Exercise directions — All of the records listed below should be retyped exactly.

**** Stored data

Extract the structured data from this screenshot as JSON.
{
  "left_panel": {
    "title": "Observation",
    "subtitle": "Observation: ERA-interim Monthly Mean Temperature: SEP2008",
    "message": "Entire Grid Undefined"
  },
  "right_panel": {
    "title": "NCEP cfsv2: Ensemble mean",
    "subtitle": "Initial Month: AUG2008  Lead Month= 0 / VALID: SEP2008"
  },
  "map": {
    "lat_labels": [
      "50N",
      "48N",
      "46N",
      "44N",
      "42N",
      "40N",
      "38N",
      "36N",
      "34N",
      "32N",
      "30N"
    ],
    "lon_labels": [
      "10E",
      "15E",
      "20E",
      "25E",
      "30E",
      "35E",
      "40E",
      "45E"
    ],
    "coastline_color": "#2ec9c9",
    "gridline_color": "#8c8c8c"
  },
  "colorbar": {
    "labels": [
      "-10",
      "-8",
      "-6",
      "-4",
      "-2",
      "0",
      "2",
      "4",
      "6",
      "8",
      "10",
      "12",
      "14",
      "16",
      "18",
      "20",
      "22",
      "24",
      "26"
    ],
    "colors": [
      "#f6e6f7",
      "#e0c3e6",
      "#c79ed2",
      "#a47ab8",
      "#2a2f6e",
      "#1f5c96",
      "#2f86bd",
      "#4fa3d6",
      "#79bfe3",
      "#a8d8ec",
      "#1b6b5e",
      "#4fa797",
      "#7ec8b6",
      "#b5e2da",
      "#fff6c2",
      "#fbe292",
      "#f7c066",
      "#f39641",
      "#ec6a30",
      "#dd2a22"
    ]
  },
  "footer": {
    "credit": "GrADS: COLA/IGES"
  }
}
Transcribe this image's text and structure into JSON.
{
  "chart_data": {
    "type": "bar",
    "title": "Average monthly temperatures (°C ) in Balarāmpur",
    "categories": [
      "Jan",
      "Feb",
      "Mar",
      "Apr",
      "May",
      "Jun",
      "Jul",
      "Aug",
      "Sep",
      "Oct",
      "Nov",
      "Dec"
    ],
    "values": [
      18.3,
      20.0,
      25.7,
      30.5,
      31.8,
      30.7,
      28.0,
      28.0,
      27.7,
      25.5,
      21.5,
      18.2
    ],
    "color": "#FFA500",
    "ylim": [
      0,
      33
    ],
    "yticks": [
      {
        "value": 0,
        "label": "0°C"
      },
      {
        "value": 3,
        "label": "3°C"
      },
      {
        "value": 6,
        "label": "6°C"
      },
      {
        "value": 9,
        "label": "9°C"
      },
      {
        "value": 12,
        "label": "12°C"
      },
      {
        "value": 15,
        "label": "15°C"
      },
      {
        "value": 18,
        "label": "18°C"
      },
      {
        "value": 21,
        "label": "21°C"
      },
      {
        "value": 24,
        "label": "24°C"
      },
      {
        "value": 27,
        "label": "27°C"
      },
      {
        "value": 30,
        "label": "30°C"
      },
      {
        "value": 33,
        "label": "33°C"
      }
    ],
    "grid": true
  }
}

********

Answer to this problem —
Extract the structured data from this screenshot as JSON.
{
  "left_panel": {
    "title": "Observation",
    "subtitle": "Observation: ERA-interim Monthly Mean Temperature: SEP2008",
    "message": "Entire Grid Undefined"
  },
  "right_panel": {
    "title": "NCEP cfsv2: Ensemble mean",
    "subtitle": "Initial Month: AUG2008  Lead Month= 0 / VALID: SEP2008"
  },
  "map": {
    "lat_labels": [
      "50N",
      "48N",
      "46N",
      "44N",
      "42N",
      "40N",
      "38N",
      "36N",
      "34N",
      "32N",
      "30N"
    ],
    "lon_labels": [
      "10E",
      "15E",
      "20E",
      "25E",
      "30E",
      "35E",
      "40E",
      "45E"
    ],
    "coastline_color": "#2ec9c9",
    "gridline_color": "#8c8c8c"
  },
  "colorbar": {
    "labels": [
      "-10",
      "-8",
      "-6",
      "-4",
      "-2",
      "0",
      "2",
      "4",
      "6",
      "8",
      "10",
      "12",
      "14",
      "16",
      "18",
      "20",
      "22",
      "24",
      "26"
    ],
    "colors": [
      "#f6e6f7",
      "#e0c3e6",
      "#c79ed2",
      "#a47ab8",
      "#2a2f6e",
      "#1f5c96",
      "#2f86bd",
      "#4fa3d6",
      "#79bfe3",
      "#a8d8ec",
      "#1b6b5e",
      "#4fa797",
      "#7ec8b6",
      "#b5e2da",
      "#fff6c2",
      "#fbe292",
      "#f7c066",
      "#f39641",
      "#ec6a30",
      "#dd2a22"
    ]
  },
  "footer": {
    "credit": "GrADS: COLA/IGES"
  }
}
Transcribe this image's text and structure into JSON.
{
  "chart_data": {
    "type": "bar",
    "title": "Average monthly temperatures (°C ) in Balarāmpur",
    "categories": [
      "Jan",
      "Feb",
      "Mar",
      "Apr",
      "May",
      "Jun",
      "Jul",
      "Aug",
      "Sep",
      "Oct",
      "Nov",
      "Dec"
    ],
    "values": [
      18.3,
      20.0,
      25.7,
      30.5,
      31.8,
      30.7,
      28.0,
      28.0,
      27.7,
      25.5,
      21.5,
      18.2
    ],
    "color": "#FFA500",
    "ylim": [
      0,
      33
    ],
    "yticks": [
      {
        "value": 0,
        "label": "0°C"
      },
      {
        "value": 3,
        "label": "3°C"
      },
      {
        "value": 6,
        "label": "6°C"
      },
      {
        "value": 9,
        "label": "9°C"
      },
      {
        "value": 12,
        "label": "12°C"
      },
      {
        "value": 15,
        "label": "15°C"
      },
      {
        "value": 18,
        "label": "18°C"
      },
      {
        "value": 21,
        "label": "21°C"
      },
      {
        "value": 24,
        "label": "24°C"
      },
      {
        "value": 27,
        "label": "27°C"
      },
      {
        "value": 30,
        "label": "30°C"
      },
      {
        "value": 33,
        "label": "33°C"
      }
    ],
    "grid": true
  }
}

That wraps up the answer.